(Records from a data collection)

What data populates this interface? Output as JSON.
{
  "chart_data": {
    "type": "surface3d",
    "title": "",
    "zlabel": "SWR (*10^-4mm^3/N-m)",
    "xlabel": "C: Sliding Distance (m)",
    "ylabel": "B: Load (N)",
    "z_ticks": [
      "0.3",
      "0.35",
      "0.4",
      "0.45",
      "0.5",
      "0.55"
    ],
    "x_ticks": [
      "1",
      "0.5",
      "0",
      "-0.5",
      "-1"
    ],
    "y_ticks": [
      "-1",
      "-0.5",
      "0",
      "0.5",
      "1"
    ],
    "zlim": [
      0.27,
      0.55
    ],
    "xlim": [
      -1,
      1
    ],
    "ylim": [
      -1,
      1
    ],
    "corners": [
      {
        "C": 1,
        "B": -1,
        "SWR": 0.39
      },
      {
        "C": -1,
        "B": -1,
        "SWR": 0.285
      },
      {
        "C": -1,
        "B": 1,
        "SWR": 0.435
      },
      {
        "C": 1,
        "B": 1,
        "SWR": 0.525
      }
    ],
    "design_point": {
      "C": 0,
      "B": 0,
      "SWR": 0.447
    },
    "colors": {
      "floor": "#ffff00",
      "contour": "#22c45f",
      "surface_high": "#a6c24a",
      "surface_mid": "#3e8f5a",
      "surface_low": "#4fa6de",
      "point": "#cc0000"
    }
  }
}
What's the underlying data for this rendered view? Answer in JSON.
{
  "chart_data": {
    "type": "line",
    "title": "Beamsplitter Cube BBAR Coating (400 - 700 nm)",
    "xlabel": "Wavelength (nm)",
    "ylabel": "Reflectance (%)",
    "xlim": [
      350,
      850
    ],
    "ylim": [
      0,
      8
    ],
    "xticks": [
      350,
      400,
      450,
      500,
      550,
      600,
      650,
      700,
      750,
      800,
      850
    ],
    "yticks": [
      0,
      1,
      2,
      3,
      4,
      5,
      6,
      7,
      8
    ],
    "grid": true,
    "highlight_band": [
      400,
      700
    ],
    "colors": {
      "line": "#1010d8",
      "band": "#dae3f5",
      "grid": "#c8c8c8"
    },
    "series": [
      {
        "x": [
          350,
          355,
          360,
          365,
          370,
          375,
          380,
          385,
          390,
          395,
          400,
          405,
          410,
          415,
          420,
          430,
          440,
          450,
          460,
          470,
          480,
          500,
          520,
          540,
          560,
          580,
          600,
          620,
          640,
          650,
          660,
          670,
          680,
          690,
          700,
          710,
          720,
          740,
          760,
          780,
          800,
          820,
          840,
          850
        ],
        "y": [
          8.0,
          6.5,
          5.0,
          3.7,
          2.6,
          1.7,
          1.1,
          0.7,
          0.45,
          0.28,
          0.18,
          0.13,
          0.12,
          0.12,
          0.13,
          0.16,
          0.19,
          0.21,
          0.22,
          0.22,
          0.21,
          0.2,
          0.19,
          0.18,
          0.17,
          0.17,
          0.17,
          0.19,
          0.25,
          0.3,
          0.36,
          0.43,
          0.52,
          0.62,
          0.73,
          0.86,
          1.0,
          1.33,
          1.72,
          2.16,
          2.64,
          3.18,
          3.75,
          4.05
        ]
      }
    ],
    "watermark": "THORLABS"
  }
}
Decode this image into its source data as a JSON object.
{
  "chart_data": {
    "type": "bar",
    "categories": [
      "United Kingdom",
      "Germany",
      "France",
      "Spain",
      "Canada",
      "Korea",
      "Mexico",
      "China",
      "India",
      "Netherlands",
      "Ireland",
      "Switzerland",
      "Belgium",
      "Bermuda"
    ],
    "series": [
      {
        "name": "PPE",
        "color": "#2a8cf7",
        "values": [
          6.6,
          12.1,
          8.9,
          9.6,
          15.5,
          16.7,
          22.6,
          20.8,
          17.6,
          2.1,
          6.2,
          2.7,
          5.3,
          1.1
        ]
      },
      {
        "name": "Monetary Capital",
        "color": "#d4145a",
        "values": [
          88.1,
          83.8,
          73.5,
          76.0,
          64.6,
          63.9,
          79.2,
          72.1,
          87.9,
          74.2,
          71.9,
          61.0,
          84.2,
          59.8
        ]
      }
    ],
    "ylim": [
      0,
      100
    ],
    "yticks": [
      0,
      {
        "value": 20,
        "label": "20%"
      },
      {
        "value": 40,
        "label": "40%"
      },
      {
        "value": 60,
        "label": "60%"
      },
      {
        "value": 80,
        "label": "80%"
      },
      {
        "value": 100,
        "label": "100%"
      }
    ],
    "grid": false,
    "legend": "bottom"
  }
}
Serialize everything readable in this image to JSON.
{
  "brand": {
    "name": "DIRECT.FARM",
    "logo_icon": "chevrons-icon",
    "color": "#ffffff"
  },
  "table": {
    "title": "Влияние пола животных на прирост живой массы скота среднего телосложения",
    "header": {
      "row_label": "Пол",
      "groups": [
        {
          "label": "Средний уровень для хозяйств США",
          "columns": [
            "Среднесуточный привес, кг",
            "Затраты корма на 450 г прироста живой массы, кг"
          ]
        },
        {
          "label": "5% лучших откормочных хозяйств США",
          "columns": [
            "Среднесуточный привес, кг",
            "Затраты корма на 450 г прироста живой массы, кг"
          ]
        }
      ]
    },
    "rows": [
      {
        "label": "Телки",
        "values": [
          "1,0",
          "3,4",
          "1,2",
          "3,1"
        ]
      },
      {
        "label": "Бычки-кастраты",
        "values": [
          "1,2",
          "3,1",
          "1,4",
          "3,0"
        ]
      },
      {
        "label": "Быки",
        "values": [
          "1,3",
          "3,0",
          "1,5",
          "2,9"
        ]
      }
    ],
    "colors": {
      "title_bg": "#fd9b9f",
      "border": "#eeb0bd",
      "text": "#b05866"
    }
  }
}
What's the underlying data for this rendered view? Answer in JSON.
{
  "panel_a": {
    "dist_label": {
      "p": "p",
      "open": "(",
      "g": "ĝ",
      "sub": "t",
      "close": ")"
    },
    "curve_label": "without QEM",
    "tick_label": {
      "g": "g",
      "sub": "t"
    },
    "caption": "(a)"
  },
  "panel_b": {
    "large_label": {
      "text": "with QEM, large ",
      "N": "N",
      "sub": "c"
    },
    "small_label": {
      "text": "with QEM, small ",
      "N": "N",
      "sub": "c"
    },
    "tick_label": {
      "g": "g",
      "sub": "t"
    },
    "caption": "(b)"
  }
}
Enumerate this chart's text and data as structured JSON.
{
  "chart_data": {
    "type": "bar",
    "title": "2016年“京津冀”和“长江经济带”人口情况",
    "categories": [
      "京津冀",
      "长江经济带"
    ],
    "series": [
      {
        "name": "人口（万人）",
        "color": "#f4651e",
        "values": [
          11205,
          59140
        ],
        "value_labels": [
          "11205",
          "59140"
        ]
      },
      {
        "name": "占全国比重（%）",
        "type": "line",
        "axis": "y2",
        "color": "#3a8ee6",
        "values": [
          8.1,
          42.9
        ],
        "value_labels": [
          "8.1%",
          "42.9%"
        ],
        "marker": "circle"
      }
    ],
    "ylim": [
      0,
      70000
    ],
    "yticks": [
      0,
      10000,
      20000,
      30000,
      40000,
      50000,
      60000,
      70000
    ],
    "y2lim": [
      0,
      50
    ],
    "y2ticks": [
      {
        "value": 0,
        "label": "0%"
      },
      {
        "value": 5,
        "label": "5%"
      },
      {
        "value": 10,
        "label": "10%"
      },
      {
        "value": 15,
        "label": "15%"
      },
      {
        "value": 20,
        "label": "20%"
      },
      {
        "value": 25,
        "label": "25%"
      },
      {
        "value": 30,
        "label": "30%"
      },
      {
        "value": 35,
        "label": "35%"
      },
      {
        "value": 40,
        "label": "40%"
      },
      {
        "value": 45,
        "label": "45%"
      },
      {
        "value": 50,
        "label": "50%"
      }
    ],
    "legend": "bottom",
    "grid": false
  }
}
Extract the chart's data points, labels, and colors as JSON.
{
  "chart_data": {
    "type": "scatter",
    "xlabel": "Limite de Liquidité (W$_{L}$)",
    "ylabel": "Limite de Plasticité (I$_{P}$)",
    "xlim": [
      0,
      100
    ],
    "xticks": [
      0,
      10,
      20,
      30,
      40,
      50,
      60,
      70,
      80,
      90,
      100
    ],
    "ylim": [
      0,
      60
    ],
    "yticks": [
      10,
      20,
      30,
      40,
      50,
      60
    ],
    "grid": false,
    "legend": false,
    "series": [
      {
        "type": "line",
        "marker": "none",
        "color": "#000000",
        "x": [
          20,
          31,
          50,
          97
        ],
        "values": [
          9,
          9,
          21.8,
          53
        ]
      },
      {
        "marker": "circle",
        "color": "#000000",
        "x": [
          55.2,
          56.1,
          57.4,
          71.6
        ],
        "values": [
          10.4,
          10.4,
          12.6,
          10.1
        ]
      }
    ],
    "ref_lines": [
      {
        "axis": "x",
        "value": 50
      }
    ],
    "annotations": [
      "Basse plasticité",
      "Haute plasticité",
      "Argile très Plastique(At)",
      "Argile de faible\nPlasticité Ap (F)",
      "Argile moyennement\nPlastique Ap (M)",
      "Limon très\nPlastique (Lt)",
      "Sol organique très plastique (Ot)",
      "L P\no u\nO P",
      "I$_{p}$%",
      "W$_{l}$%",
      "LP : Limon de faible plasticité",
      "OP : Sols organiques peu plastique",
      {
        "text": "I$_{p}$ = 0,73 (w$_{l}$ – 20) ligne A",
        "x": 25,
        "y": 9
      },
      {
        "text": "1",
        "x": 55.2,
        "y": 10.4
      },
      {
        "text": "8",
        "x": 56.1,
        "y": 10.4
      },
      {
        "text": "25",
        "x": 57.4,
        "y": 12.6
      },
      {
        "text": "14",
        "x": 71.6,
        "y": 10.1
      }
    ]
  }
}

### Short task
Search the lines above for the string "image", then show every one that has it.

### The output
Decode this image into its source data as a JSON object.
Serialize everything readable in this image to JSON.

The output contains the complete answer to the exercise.